• **EXERCISE DIRECTIONS**
Reproduce precisely the lines of the material below from the line containing "Enumerate this screenshot's" up to and including its last line. Pictures must not be copied.

════

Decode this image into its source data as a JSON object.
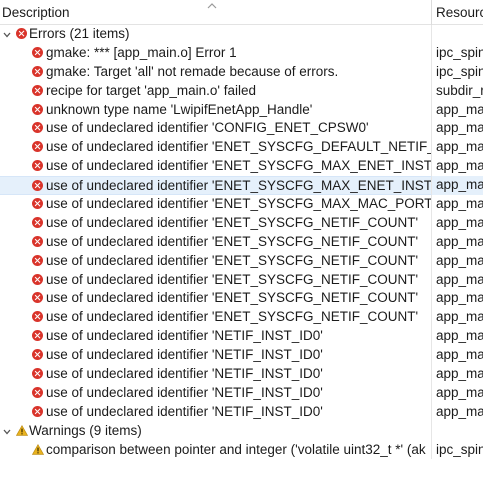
{
  "header": {
    "description": "Description",
    "resource": "Resource"
  },
  "errors_group": {
    "label": "Errors (21 items)",
    "items": [
      {
        "description": "gmake: *** [app_main.o] Error 1",
        "resource": "ipc_spin"
      },
      {
        "description": "gmake: Target 'all' not remade because of errors.",
        "resource": "ipc_spin"
      },
      {
        "description": "recipe for target 'app_main.o' failed",
        "resource": "subdir_r"
      },
      {
        "description": "unknown type name 'LwipifEnetApp_Handle'",
        "resource": "app_ma"
      },
      {
        "description": "use of undeclared identifier 'CONFIG_ENET_CPSW0'",
        "resource": "app_ma"
      },
      {
        "description": "use of undeclared identifier 'ENET_SYSCFG_DEFAULT_NETIF_IDX'",
        "resource": "app_ma"
      },
      {
        "description": "use of undeclared identifier 'ENET_SYSCFG_MAX_ENET_INSTANC",
        "resource": "app_ma"
      },
      {
        "description": "use of undeclared identifier 'ENET_SYSCFG_MAX_ENET_INSTANC",
        "resource": "app_ma"
      },
      {
        "description": "use of undeclared identifier 'ENET_SYSCFG_MAX_MAC_PORTS'",
        "resource": "app_ma"
      },
      {
        "description": "use of undeclared identifier 'ENET_SYSCFG_NETIF_COUNT'",
        "resource": "app_ma"
      },
      {
        "description": "use of undeclared identifier 'ENET_SYSCFG_NETIF_COUNT'",
        "resource": "app_ma"
      },
      {
        "description": "use of undeclared identifier 'ENET_SYSCFG_NETIF_COUNT'",
        "resource": "app_ma"
      },
      {
        "description": "use of undeclared identifier 'ENET_SYSCFG_NETIF_COUNT'",
        "resource": "app_ma"
      },
      {
        "description": "use of undeclared identifier 'ENET_SYSCFG_NETIF_COUNT'",
        "resource": "app_ma"
      },
      {
        "description": "use of undeclared identifier 'ENET_SYSCFG_NETIF_COUNT'",
        "resource": "app_ma"
      },
      {
        "description": "use of undeclared identifier 'NETIF_INST_ID0'",
        "resource": "app_ma"
      },
      {
        "description": "use of undeclared identifier 'NETIF_INST_ID0'",
        "resource": "app_ma"
      },
      {
        "description": "use of undeclared identifier 'NETIF_INST_ID0'",
        "resource": "app_ma"
      },
      {
        "description": "use of undeclared identifier 'NETIF_INST_ID0'",
        "resource": "app_ma"
      },
      {
        "description": "use of undeclared identifier 'NETIF_INST_ID0'",
        "resource": "app_ma"
      }
    ]
  },
  "warnings_group": {
    "label": "Warnings (9 items)",
    "items": [
      {
        "description": "comparison between pointer and integer ('volatile uint32_t *' (ak",
        "resource": "ipc_spin"
      }
    ]
  },
  "selected_error_index": 7,
  "colors": {
    "error": "#d9342b",
    "warning": "#e8b21f",
    "selection": "#e5f0fb"
  },
  "icons": {
    "group_toggle": "chevron-down-icon",
    "error": "error-icon",
    "warning": "warning-icon",
    "sort": "sort-ascending-icon"
  }
}
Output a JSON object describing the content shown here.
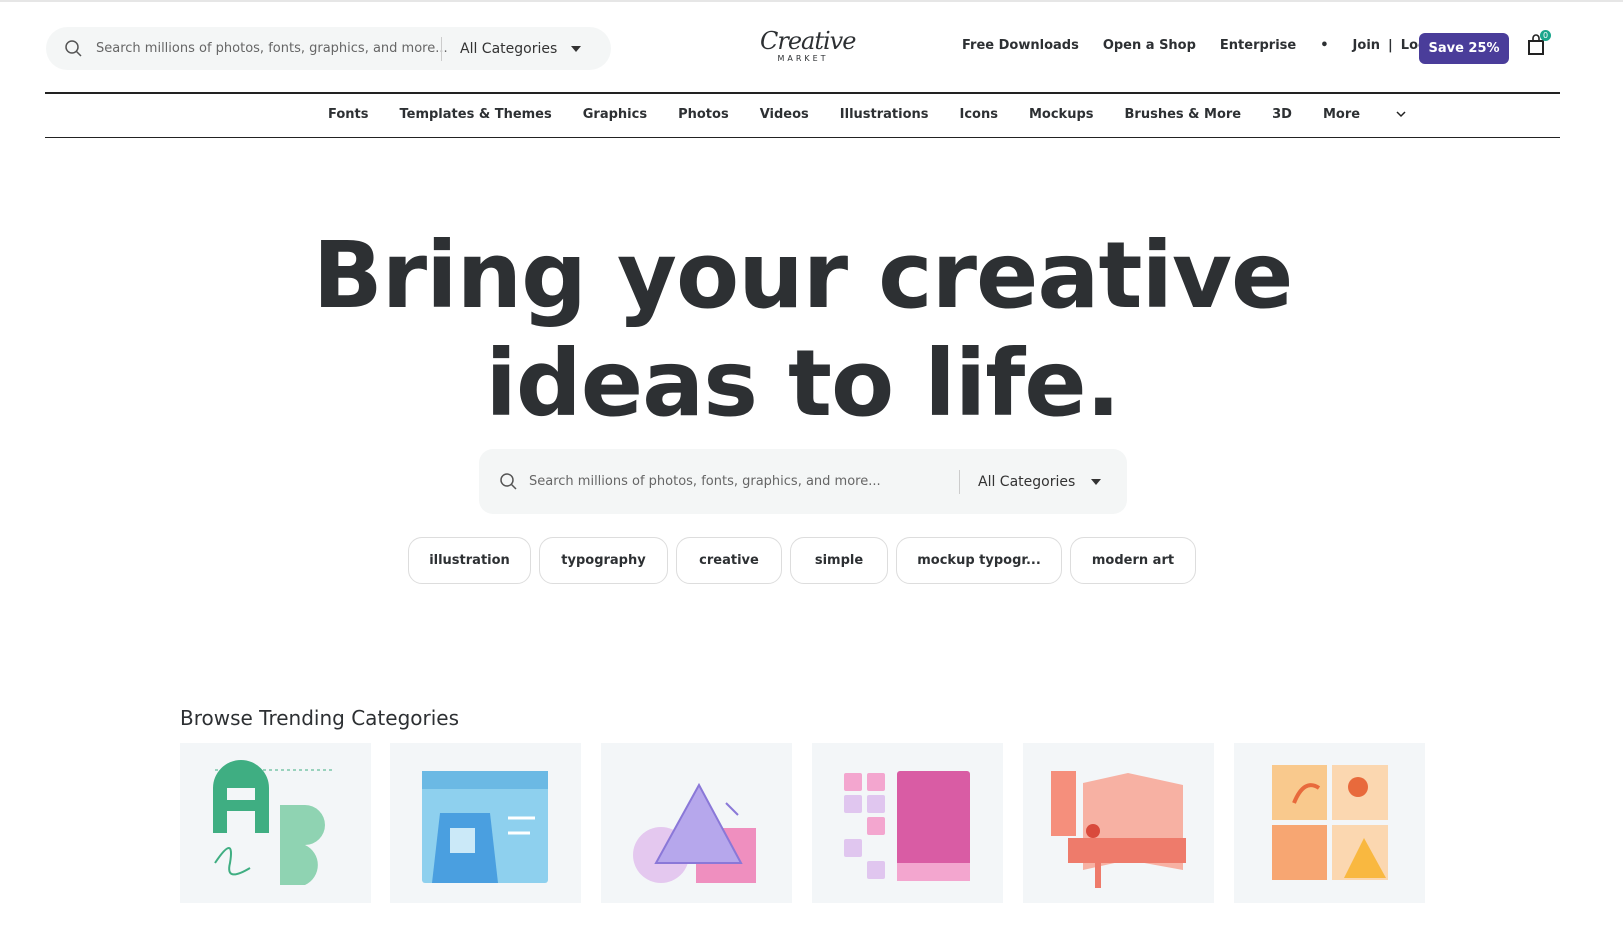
{
  "header": {
    "search_placeholder": "Search millions of photos, fonts, graphics, and more...",
    "category_select": "All Categories",
    "logo_script": "Creative",
    "logo_sub": "MARKET",
    "links": [
      "Free Downloads",
      "Open a Shop",
      "Enterprise",
      "•",
      "Join",
      "|",
      "Log in"
    ],
    "save_button": "Save 25%",
    "cart_count": "0",
    "accent_color": "#4a3d9a"
  },
  "nav": [
    "Fonts",
    "Templates & Themes",
    "Graphics",
    "Photos",
    "Videos",
    "Illustrations",
    "Icons",
    "Mockups",
    "Brushes & More",
    "3D",
    "More"
  ],
  "hero": {
    "title_line1": "Bring your creative",
    "title_line2": "ideas to life.",
    "search_placeholder": "Search millions of photos, fonts, graphics, and more...",
    "category_select": "All Categories",
    "chips": [
      "illustration",
      "typography",
      "creative",
      "simple",
      "mockup typogr...",
      "modern art"
    ]
  },
  "trending": {
    "title": "Browse Trending Categories",
    "cards": [
      "fonts-illustration",
      "templates-illustration",
      "graphics-illustration",
      "themes-illustration",
      "print-illustration",
      "photos-illustration"
    ]
  }
}
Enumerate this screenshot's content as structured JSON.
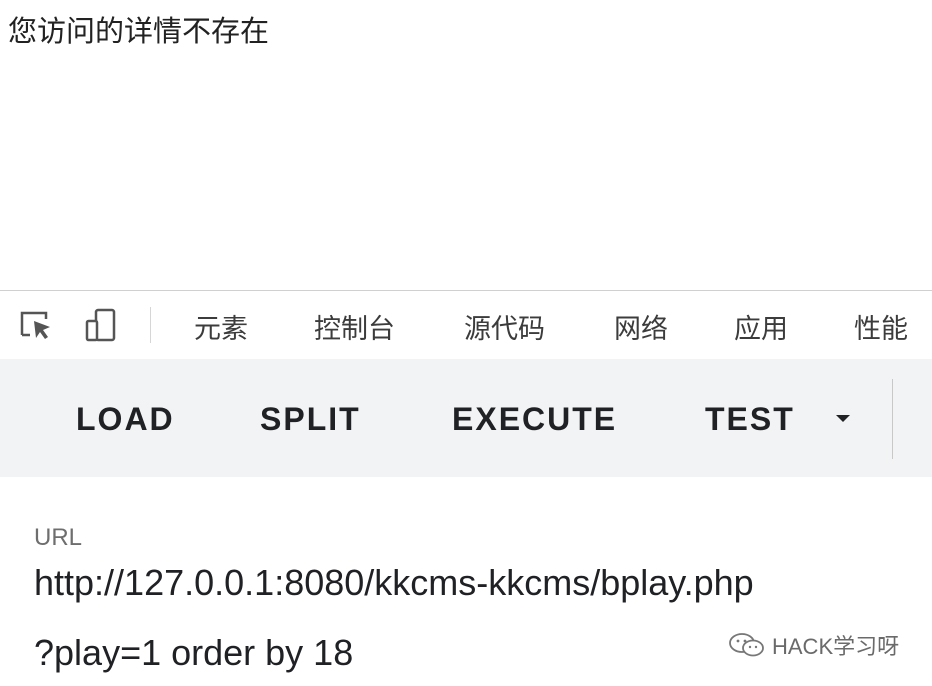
{
  "page": {
    "message": "您访问的详情不存在"
  },
  "devtools": {
    "icons": [
      "element-picker-icon",
      "device-toolbar-icon"
    ],
    "tabs": [
      "元素",
      "控制台",
      "源代码",
      "网络",
      "应用",
      "性能"
    ]
  },
  "hackbar": {
    "buttons": [
      "LOAD",
      "SPLIT",
      "EXECUTE",
      "TEST"
    ],
    "url_label": "URL",
    "url_lines": [
      "http://127.0.0.1:8080/kkcms-kkcms/bplay.php",
      "?play=1 order by 18"
    ]
  },
  "watermark": {
    "text": "HACK学习呀",
    "icon": "wechat-icon"
  }
}
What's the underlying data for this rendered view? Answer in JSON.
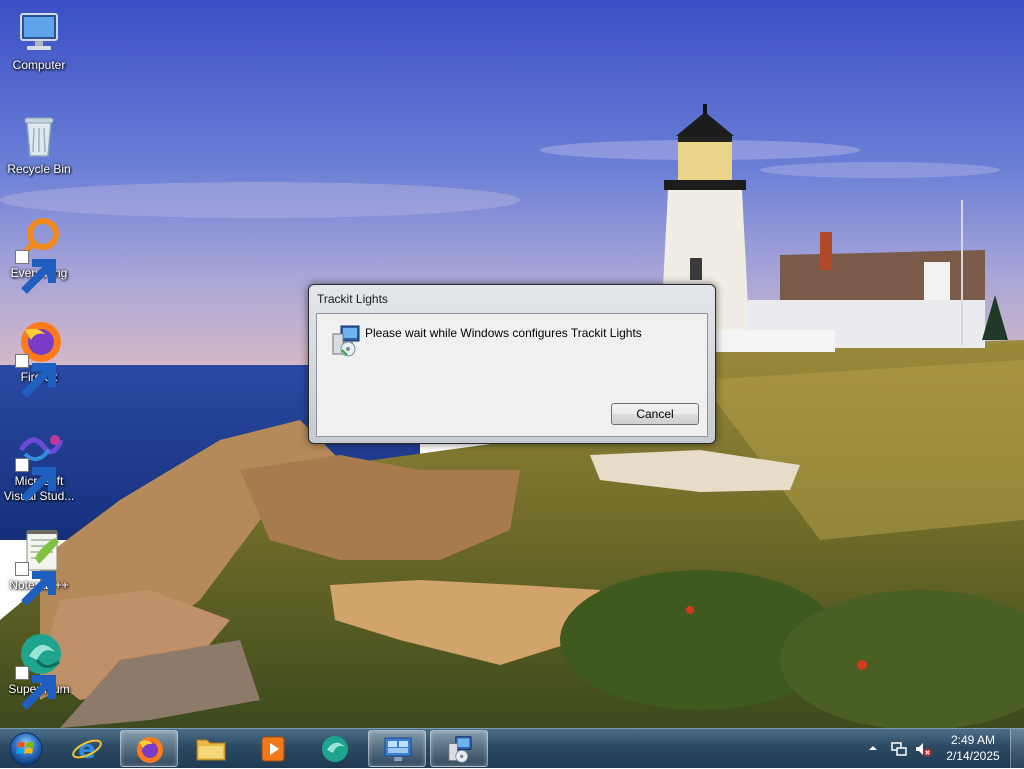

════

• **EXERCISE OUTPUT**
Enumerate this screenshot's content as structured JSON.
{
  "page": {
    "message": "您访问的详情不存在"
  },
  "devtools": {
    "icons": [
      "element-picker-icon",
      "device-toolbar-icon"
    ],
    "tabs": [
      "元素",
      "控制台",
      "源代码",
      "网络",
      "应用",
      "性能"
    ]
  },
  "hackbar": {
    "buttons": [
      "LOAD",
      "SPLIT",
      "EXECUTE",
      "TEST"
    ],
    "url_label": "URL",
    "url_lines": [
      "http://127.0.0.1:8080/kkcms-kkcms/bplay.php",
      "?play=1 order by 18"
    ]
  },
  "watermark": {
    "text": "HACK学习呀",
    "icon": "wechat-icon"
  }
}
What's the underlying data for this rendered view? Answer in JSON.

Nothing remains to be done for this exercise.